Items listed in a dataset:
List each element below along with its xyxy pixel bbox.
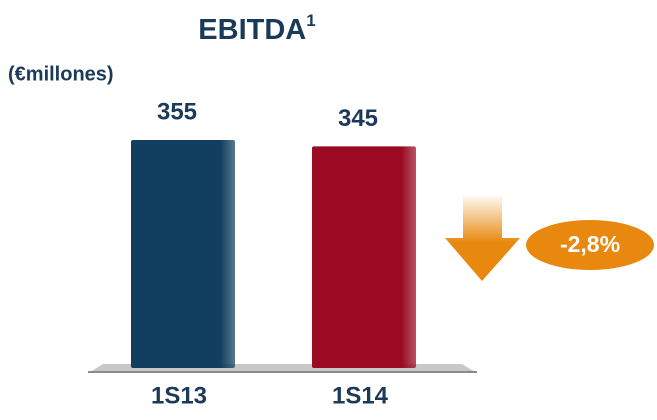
value-label: 355 [157,98,197,125]
bar [131,140,235,368]
annotation-oval [526,220,654,270]
chart-title: EBITDA1 [198,11,315,45]
title-superscript: 1 [306,11,315,30]
annotation: -2,8% [560,231,620,257]
x-tick-label: 1S13 [151,382,207,409]
unit-label: (€millones) [8,63,114,85]
value-label: 345 [338,105,378,132]
down-arrow [445,196,520,281]
x-tick-label: 1S14 [332,382,389,409]
bar [312,146,416,368]
title-text: EBITDA [198,14,306,46]
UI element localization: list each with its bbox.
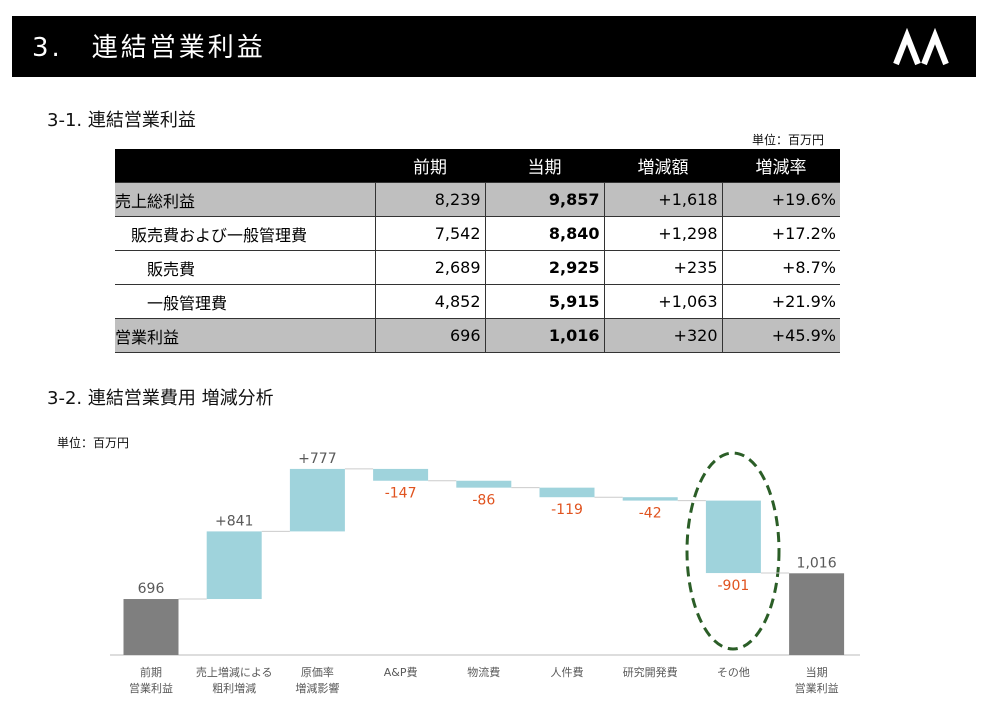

> _Direction_
Render every line of the data above as a numbered list, skipping any blank lines. Leave the pictures out of your answer.

> _Output of the task_
1. List each element below along with its xyxy pixel bbox.
2. value-label: 355 [157,98,197,125]
3. bar [131,140,235,368]
4. annotation-oval [526,220,654,270]
5. chart-title: EBITDA1 [198,11,315,45]
6. title-superscript: 1 [306,11,315,30]
7. annotation: -2,8% [560,231,620,257]
8. x-tick-label: 1S13 [151,382,207,409]
9. unit-label: (€millones) [8,63,114,85]
10. value-label: 345 [338,105,378,132]
11. down-arrow [445,196,520,281]
12. x-tick-label: 1S14 [332,382,389,409]
13. bar [312,146,416,368]
14. title-text: EBITDA [198,14,306,46]
15. UI element localization: list each with its bbox.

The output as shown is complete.